_Task brief_
Extract every entry word for word. Skip the pictures.
--- BEGIN ---
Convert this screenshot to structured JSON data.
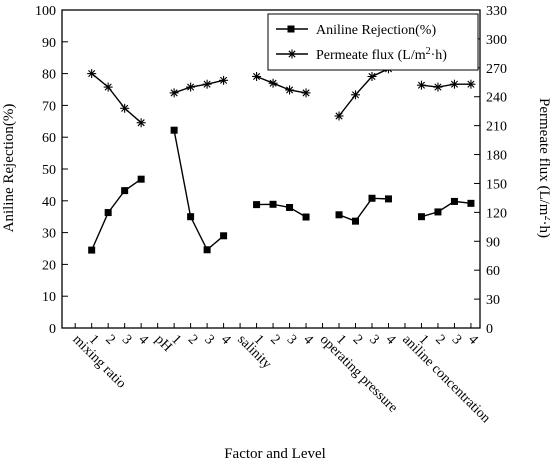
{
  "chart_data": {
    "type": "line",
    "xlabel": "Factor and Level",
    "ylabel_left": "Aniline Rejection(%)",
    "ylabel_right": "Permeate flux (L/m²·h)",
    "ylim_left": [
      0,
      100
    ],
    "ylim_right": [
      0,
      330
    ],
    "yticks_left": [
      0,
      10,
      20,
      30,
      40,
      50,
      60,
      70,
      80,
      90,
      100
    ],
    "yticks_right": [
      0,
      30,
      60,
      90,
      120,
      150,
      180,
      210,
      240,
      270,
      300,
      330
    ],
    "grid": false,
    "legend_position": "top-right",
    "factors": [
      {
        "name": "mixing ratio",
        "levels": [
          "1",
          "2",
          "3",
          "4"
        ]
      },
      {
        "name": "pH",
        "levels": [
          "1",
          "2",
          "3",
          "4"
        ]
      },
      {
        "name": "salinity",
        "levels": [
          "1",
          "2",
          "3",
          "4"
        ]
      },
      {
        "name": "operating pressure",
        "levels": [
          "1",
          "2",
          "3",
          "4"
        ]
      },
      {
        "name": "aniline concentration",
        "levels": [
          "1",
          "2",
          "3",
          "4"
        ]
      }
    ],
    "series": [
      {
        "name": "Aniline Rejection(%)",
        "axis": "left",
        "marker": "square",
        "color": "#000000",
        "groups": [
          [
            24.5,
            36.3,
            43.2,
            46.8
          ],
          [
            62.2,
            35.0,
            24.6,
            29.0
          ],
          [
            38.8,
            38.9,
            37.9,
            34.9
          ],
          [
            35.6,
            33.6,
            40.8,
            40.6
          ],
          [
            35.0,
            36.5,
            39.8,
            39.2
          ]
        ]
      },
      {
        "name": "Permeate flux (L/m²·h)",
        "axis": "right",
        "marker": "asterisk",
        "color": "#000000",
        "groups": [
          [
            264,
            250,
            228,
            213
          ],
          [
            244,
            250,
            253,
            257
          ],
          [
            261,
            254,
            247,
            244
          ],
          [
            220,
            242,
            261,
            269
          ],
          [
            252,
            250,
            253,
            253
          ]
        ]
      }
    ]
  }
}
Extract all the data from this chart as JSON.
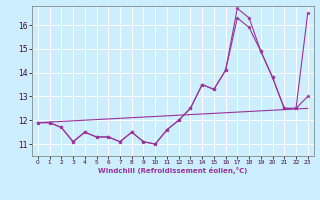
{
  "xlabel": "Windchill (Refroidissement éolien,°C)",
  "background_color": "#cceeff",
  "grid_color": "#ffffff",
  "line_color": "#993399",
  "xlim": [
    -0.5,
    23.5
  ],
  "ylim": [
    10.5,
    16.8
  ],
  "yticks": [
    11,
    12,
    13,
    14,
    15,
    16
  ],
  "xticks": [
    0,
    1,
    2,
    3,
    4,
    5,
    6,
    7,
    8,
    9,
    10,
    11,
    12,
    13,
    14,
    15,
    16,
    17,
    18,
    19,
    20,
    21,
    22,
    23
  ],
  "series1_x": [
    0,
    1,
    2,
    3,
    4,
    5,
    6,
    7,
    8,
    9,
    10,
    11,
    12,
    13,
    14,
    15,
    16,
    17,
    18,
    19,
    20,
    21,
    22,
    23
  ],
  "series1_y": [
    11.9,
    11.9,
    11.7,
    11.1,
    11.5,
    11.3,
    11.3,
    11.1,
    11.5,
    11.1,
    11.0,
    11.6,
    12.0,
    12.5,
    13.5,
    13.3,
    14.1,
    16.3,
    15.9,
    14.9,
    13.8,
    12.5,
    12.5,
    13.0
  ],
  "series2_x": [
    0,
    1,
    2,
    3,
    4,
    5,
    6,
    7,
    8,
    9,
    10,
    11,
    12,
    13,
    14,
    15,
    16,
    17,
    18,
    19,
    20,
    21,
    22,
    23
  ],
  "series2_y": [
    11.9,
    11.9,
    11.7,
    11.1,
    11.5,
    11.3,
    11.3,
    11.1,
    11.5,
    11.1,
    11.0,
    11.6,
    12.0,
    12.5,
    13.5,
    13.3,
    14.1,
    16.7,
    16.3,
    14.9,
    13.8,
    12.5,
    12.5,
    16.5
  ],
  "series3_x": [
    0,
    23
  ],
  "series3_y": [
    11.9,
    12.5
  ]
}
--- END ---
_Response to this exercise_
Convert this screenshot to structured JSON data.
{
  "chart_data": {
    "type": "line",
    "xlabel": "Factor and Level",
    "ylabel_left": "Aniline Rejection(%)",
    "ylabel_right": "Permeate flux (L/m²·h)",
    "ylim_left": [
      0,
      100
    ],
    "ylim_right": [
      0,
      330
    ],
    "yticks_left": [
      0,
      10,
      20,
      30,
      40,
      50,
      60,
      70,
      80,
      90,
      100
    ],
    "yticks_right": [
      0,
      30,
      60,
      90,
      120,
      150,
      180,
      210,
      240,
      270,
      300,
      330
    ],
    "grid": false,
    "legend_position": "top-right",
    "factors": [
      {
        "name": "mixing ratio",
        "levels": [
          "1",
          "2",
          "3",
          "4"
        ]
      },
      {
        "name": "pH",
        "levels": [
          "1",
          "2",
          "3",
          "4"
        ]
      },
      {
        "name": "salinity",
        "levels": [
          "1",
          "2",
          "3",
          "4"
        ]
      },
      {
        "name": "operating pressure",
        "levels": [
          "1",
          "2",
          "3",
          "4"
        ]
      },
      {
        "name": "aniline concentration",
        "levels": [
          "1",
          "2",
          "3",
          "4"
        ]
      }
    ],
    "series": [
      {
        "name": "Aniline Rejection(%)",
        "axis": "left",
        "marker": "square",
        "color": "#000000",
        "groups": [
          [
            24.5,
            36.3,
            43.2,
            46.8
          ],
          [
            62.2,
            35.0,
            24.6,
            29.0
          ],
          [
            38.8,
            38.9,
            37.9,
            34.9
          ],
          [
            35.6,
            33.6,
            40.8,
            40.6
          ],
          [
            35.0,
            36.5,
            39.8,
            39.2
          ]
        ]
      },
      {
        "name": "Permeate flux (L/m²·h)",
        "axis": "right",
        "marker": "asterisk",
        "color": "#000000",
        "groups": [
          [
            264,
            250,
            228,
            213
          ],
          [
            244,
            250,
            253,
            257
          ],
          [
            261,
            254,
            247,
            244
          ],
          [
            220,
            242,
            261,
            269
          ],
          [
            252,
            250,
            253,
            253
          ]
        ]
      }
    ]
  }
}
Extract all the data from this chart as JSON.
{
  "xlabel": "Windchill (Refroidissement éolien,°C)",
  "background_color": "#cceeff",
  "grid_color": "#ffffff",
  "line_color": "#993399",
  "xlim": [
    -0.5,
    23.5
  ],
  "ylim": [
    10.5,
    16.8
  ],
  "yticks": [
    11,
    12,
    13,
    14,
    15,
    16
  ],
  "xticks": [
    0,
    1,
    2,
    3,
    4,
    5,
    6,
    7,
    8,
    9,
    10,
    11,
    12,
    13,
    14,
    15,
    16,
    17,
    18,
    19,
    20,
    21,
    22,
    23
  ],
  "series1_x": [
    0,
    1,
    2,
    3,
    4,
    5,
    6,
    7,
    8,
    9,
    10,
    11,
    12,
    13,
    14,
    15,
    16,
    17,
    18,
    19,
    20,
    21,
    22,
    23
  ],
  "series1_y": [
    11.9,
    11.9,
    11.7,
    11.1,
    11.5,
    11.3,
    11.3,
    11.1,
    11.5,
    11.1,
    11.0,
    11.6,
    12.0,
    12.5,
    13.5,
    13.3,
    14.1,
    16.3,
    15.9,
    14.9,
    13.8,
    12.5,
    12.5,
    13.0
  ],
  "series2_x": [
    0,
    1,
    2,
    3,
    4,
    5,
    6,
    7,
    8,
    9,
    10,
    11,
    12,
    13,
    14,
    15,
    16,
    17,
    18,
    19,
    20,
    21,
    22,
    23
  ],
  "series2_y": [
    11.9,
    11.9,
    11.7,
    11.1,
    11.5,
    11.3,
    11.3,
    11.1,
    11.5,
    11.1,
    11.0,
    11.6,
    12.0,
    12.5,
    13.5,
    13.3,
    14.1,
    16.7,
    16.3,
    14.9,
    13.8,
    12.5,
    12.5,
    16.5
  ],
  "series3_x": [
    0,
    23
  ],
  "series3_y": [
    11.9,
    12.5
  ]
}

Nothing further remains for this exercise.